EXERCISE AIM: The listing below should be printed exactly, every line of it. Skip the pictures.

SUPPLIED RECORDS:

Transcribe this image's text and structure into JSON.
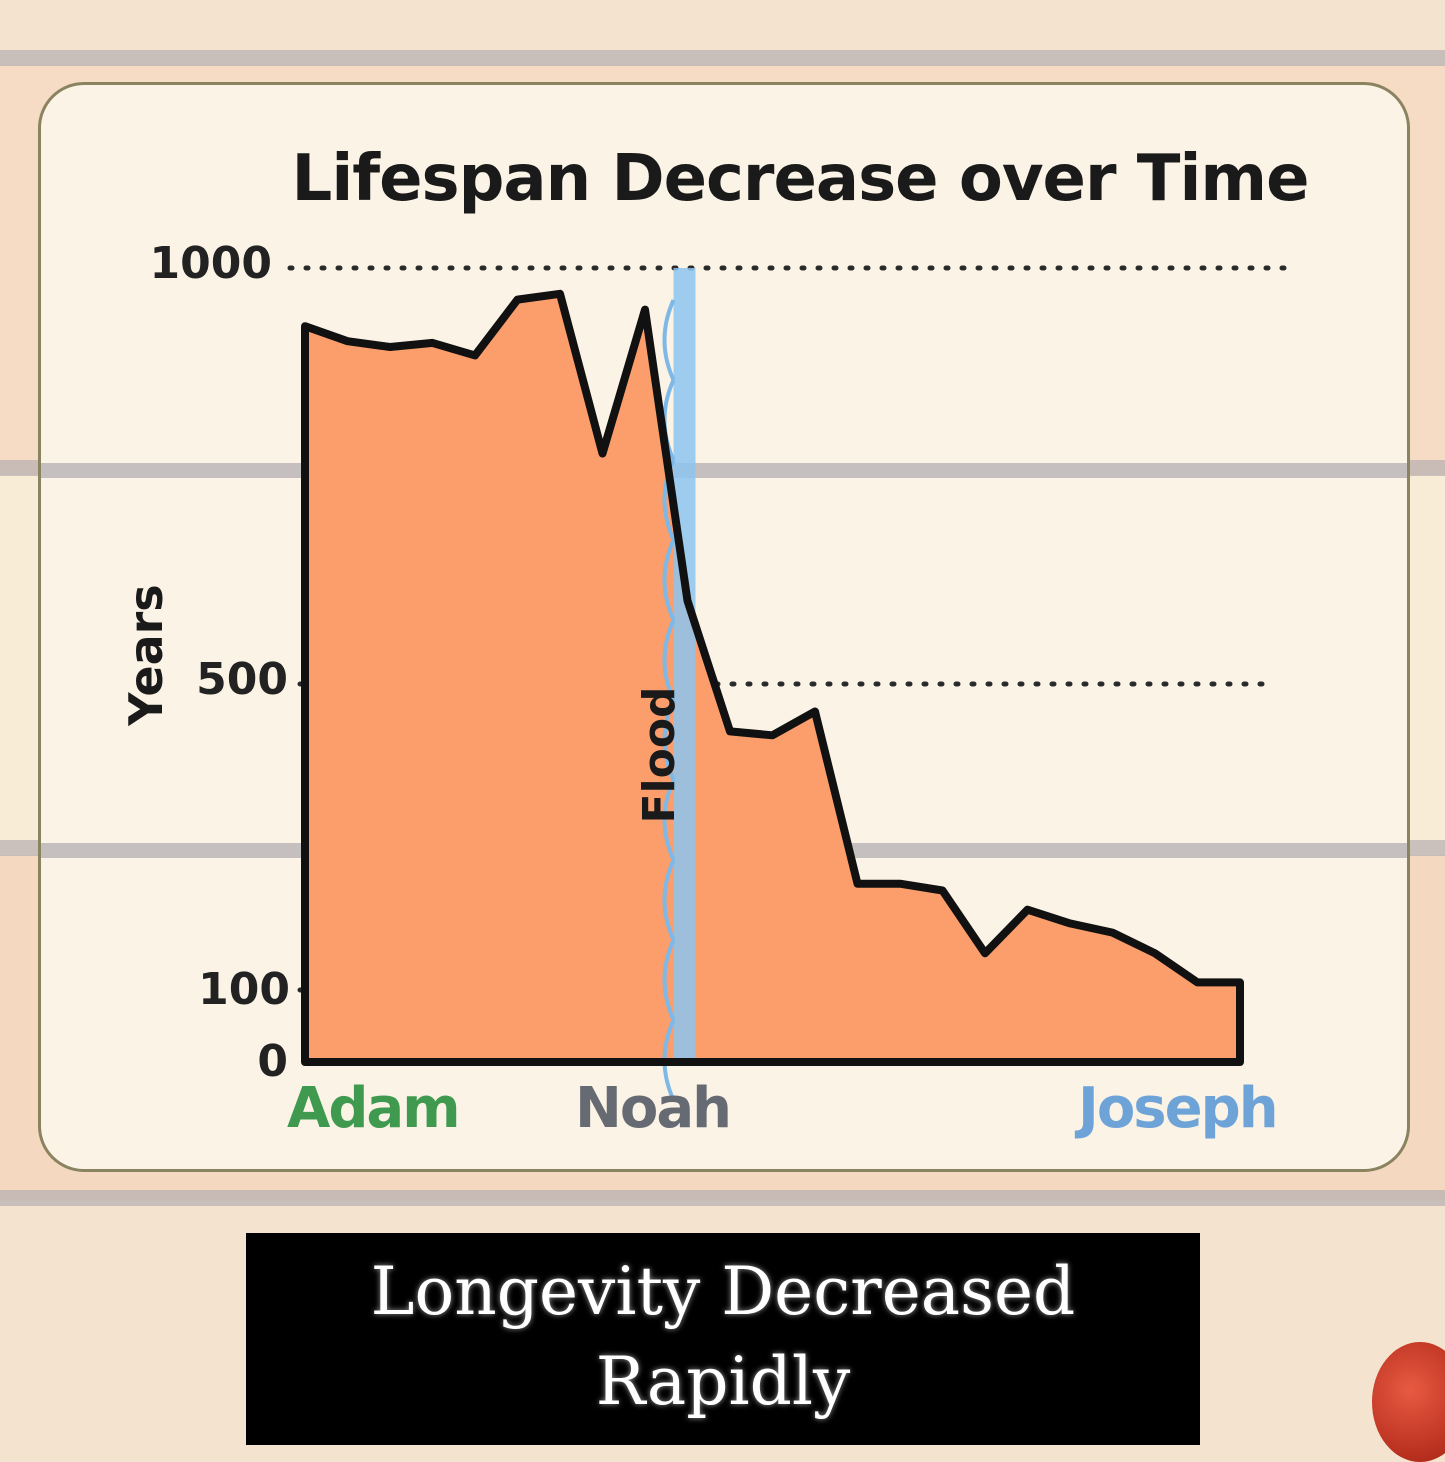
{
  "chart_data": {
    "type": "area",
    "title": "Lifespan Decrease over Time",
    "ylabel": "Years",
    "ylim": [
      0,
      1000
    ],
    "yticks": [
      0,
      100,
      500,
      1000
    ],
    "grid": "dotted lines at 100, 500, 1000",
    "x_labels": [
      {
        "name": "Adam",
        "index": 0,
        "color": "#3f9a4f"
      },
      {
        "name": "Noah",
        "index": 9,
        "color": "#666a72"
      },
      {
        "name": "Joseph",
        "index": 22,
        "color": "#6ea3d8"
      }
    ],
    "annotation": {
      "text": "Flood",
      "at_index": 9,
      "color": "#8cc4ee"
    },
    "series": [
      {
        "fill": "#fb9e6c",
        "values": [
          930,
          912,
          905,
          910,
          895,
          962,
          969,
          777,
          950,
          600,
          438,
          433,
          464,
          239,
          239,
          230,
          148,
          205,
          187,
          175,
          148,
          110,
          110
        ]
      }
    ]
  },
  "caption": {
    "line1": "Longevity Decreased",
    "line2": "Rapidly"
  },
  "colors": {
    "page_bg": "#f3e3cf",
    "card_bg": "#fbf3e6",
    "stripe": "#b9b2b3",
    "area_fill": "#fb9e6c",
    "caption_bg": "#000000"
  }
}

CORRECT OUTPUT:
Transcribe this image's text and structure into JSON.
{
  "chart_data": {
    "type": "area",
    "title": "Lifespan Decrease over Time",
    "ylabel": "Years",
    "ylim": [
      0,
      1000
    ],
    "yticks": [
      0,
      100,
      500,
      1000
    ],
    "grid": "dotted lines at 100, 500, 1000",
    "x_labels": [
      {
        "name": "Adam",
        "index": 0,
        "color": "#3f9a4f"
      },
      {
        "name": "Noah",
        "index": 9,
        "color": "#666a72"
      },
      {
        "name": "Joseph",
        "index": 22,
        "color": "#6ea3d8"
      }
    ],
    "annotation": {
      "text": "Flood",
      "at_index": 9,
      "color": "#8cc4ee"
    },
    "series": [
      {
        "fill": "#fb9e6c",
        "values": [
          930,
          912,
          905,
          910,
          895,
          962,
          969,
          777,
          950,
          600,
          438,
          433,
          464,
          239,
          239,
          230,
          148,
          205,
          187,
          175,
          148,
          110,
          110
        ]
      }
    ]
  },
  "caption": {
    "line1": "Longevity Decreased",
    "line2": "Rapidly"
  },
  "colors": {
    "page_bg": "#f3e3cf",
    "card_bg": "#fbf3e6",
    "stripe": "#b9b2b3",
    "area_fill": "#fb9e6c",
    "caption_bg": "#000000"
  }
}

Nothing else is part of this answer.